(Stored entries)
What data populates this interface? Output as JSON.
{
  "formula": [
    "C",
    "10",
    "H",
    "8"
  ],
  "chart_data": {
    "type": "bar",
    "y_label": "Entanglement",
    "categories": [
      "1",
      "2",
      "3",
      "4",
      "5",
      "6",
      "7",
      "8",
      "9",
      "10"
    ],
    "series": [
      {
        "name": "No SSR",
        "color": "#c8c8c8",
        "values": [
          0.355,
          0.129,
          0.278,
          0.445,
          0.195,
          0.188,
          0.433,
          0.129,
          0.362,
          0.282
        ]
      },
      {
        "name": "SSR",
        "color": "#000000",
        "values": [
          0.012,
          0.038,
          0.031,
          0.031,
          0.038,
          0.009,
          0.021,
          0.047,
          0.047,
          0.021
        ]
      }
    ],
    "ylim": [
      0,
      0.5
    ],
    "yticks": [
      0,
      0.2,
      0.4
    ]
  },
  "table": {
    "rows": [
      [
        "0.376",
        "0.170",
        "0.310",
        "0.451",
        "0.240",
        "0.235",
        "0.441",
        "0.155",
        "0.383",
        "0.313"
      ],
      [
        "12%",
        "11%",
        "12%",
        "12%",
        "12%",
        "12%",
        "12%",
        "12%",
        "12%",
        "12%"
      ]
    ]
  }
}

EXERCISE OBJECTIVE — Repeat all the records. Match each line exactly.

SOLUTION TO THIS TASK —
What data populates this interface? Output as JSON.
{
  "formula": [
    "C",
    "10",
    "H",
    "8"
  ],
  "chart_data": {
    "type": "bar",
    "y_label": "Entanglement",
    "categories": [
      "1",
      "2",
      "3",
      "4",
      "5",
      "6",
      "7",
      "8",
      "9",
      "10"
    ],
    "series": [
      {
        "name": "No SSR",
        "color": "#c8c8c8",
        "values": [
          0.355,
          0.129,
          0.278,
          0.445,
          0.195,
          0.188,
          0.433,
          0.129,
          0.362,
          0.282
        ]
      },
      {
        "name": "SSR",
        "color": "#000000",
        "values": [
          0.012,
          0.038,
          0.031,
          0.031,
          0.038,
          0.009,
          0.021,
          0.047,
          0.047,
          0.021
        ]
      }
    ],
    "ylim": [
      0,
      0.5
    ],
    "yticks": [
      0,
      0.2,
      0.4
    ]
  },
  "table": {
    "rows": [
      [
        "0.376",
        "0.170",
        "0.310",
        "0.451",
        "0.240",
        "0.235",
        "0.441",
        "0.155",
        "0.383",
        "0.313"
      ],
      [
        "12%",
        "11%",
        "12%",
        "12%",
        "12%",
        "12%",
        "12%",
        "12%",
        "12%",
        "12%"
      ]
    ]
  }
}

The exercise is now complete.